** Set exercise **
Emit a verbatim copy of the lines running from the line with "Read out every word on this page." through the end of the material below.
━━━ Supplied material
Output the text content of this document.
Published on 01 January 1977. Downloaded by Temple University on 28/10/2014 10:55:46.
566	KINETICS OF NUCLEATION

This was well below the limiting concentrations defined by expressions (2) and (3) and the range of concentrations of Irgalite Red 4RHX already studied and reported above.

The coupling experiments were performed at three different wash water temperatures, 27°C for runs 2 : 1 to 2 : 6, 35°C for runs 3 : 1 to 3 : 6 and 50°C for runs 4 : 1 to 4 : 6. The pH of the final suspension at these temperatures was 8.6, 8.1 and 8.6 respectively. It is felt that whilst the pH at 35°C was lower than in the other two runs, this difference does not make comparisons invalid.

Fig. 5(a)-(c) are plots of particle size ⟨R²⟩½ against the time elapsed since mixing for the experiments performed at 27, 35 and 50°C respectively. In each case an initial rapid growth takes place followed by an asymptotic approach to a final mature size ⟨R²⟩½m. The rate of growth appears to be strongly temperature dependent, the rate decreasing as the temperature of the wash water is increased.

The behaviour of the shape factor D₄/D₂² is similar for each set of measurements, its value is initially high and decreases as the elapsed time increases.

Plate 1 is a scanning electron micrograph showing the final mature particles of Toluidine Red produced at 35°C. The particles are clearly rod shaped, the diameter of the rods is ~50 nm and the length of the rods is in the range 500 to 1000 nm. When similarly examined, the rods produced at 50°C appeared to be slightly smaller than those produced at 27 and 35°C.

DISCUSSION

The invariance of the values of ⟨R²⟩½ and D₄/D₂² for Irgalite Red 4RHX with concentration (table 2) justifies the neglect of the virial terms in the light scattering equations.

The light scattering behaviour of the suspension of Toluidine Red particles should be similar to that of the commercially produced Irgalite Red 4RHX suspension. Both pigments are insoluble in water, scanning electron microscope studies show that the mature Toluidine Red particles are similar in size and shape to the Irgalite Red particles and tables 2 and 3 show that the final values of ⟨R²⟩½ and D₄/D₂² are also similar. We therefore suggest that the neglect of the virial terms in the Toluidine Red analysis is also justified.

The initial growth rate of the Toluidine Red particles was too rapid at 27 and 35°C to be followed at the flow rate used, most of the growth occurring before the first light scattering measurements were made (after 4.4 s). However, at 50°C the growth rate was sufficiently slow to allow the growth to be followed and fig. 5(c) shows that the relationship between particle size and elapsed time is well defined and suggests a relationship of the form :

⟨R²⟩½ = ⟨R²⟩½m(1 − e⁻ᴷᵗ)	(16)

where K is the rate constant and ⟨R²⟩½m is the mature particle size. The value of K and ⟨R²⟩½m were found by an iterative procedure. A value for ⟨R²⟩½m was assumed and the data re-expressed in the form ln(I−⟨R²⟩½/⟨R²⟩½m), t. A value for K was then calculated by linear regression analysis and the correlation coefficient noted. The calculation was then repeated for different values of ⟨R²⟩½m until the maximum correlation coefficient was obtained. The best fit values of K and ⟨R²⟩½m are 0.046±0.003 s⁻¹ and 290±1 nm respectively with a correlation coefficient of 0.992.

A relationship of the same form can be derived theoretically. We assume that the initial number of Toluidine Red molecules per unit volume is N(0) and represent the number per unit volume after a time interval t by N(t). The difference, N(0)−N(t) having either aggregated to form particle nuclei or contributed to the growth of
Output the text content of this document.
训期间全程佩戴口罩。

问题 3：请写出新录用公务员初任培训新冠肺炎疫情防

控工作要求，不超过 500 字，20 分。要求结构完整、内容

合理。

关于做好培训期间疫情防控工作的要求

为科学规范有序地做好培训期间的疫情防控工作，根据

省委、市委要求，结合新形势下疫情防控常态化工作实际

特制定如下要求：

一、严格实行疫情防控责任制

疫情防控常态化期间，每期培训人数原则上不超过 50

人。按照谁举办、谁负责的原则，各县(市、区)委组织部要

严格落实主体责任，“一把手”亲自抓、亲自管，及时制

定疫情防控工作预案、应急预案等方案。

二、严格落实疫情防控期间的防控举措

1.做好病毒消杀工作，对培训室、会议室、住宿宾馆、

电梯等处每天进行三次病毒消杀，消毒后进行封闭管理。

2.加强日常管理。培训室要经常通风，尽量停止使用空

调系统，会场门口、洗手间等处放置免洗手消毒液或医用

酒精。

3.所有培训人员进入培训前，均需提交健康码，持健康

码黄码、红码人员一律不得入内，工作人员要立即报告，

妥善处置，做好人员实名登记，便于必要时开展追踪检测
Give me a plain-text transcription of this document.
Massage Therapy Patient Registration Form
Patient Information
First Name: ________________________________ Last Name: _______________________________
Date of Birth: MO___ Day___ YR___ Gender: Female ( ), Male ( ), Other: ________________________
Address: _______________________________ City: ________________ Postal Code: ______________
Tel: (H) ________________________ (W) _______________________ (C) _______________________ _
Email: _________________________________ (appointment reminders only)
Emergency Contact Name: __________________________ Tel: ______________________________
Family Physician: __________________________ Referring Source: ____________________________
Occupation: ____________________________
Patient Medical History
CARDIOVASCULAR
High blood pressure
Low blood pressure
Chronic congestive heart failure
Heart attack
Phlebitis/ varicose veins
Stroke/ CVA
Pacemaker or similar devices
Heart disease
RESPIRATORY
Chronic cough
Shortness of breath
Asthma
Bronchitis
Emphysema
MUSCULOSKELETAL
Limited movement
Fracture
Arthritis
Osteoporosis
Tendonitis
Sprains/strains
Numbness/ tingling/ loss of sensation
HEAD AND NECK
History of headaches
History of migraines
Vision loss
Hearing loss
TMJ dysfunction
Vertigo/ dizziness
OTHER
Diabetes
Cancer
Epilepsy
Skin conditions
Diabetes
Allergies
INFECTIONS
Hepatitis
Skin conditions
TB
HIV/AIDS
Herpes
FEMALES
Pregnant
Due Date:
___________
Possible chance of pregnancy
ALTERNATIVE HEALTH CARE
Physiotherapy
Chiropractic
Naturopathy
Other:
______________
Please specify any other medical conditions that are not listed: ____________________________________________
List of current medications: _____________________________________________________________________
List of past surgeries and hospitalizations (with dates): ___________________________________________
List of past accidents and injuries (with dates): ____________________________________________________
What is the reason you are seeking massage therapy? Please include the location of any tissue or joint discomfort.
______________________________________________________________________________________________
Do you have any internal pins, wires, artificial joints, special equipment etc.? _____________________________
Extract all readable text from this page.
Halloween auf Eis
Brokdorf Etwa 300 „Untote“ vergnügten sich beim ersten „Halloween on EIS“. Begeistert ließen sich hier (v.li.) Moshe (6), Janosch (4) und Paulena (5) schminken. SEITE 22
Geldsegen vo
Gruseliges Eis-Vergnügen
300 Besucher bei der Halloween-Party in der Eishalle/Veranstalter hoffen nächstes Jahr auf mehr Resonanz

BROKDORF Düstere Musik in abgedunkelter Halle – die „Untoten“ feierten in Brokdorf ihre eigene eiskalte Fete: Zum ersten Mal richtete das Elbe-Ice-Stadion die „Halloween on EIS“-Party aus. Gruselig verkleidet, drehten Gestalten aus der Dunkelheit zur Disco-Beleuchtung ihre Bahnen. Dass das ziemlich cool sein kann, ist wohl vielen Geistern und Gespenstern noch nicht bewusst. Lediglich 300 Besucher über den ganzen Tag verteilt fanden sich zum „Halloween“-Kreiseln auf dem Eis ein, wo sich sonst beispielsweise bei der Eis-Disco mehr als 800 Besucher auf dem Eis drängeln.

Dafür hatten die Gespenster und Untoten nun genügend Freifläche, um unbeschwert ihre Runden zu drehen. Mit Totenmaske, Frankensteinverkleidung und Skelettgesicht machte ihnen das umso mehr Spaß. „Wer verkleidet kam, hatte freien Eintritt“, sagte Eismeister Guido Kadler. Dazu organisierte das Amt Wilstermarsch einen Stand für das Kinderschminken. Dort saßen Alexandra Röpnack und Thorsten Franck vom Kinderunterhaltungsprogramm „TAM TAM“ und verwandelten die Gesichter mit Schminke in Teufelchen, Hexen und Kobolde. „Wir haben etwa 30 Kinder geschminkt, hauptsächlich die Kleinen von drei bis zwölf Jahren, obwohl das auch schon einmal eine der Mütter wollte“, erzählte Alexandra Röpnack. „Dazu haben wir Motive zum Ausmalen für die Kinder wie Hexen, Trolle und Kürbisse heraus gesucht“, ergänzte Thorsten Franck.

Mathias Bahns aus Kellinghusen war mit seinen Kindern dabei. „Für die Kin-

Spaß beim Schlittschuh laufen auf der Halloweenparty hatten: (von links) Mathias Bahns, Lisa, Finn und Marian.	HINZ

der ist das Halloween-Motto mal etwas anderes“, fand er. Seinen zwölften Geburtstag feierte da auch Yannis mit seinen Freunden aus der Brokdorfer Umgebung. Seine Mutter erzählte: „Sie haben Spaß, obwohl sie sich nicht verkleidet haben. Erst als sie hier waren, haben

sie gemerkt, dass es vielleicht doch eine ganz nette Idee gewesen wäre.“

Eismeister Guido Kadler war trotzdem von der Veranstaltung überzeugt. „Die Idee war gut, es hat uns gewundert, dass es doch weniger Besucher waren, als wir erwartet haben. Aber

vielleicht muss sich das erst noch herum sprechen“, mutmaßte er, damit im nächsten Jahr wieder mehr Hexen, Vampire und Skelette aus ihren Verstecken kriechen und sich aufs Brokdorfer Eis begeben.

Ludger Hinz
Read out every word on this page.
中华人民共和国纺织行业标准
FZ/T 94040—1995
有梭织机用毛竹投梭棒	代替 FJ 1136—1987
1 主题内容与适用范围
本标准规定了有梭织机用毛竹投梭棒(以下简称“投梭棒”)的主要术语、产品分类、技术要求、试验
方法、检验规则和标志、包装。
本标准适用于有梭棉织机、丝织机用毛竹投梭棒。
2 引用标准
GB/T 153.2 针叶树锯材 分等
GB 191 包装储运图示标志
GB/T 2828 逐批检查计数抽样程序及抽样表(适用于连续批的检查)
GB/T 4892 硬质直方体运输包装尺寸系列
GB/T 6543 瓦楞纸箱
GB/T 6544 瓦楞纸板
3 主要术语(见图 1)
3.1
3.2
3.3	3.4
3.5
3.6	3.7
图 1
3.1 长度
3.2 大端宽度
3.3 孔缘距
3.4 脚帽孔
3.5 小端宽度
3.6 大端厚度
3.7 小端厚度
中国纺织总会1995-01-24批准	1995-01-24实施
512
━━━━━━
** Expected output **
Read out every word on this page.
中华人民共和国纺织行业标准
FZ/T 94040—1995
有梭织机用毛竹投梭棒	代替 FJ 1136—1987
1 主题内容与适用范围
本标准规定了有梭织机用毛竹投梭棒(以下简称“投梭棒”)的主要术语、产品分类、技术要求、试验
方法、检验规则和标志、包装。
本标准适用于有梭棉织机、丝织机用毛竹投梭棒。
2 引用标准
GB/T 153.2 针叶树锯材 分等
GB 191 包装储运图示标志
GB/T 2828 逐批检查计数抽样程序及抽样表(适用于连续批的检查)
GB/T 4892 硬质直方体运输包装尺寸系列
GB/T 6543 瓦楞纸箱
GB/T 6544 瓦楞纸板
3 主要术语(见图 1)
3.1
3.2
3.3	3.4
3.5
3.6	3.7
图 1
3.1 长度
3.2 大端宽度
3.3 孔缘距
3.4 脚帽孔
3.5 小端宽度
3.6 大端厚度
3.7 小端厚度
中国纺织总会1995-01-24批准	1995-01-24实施
512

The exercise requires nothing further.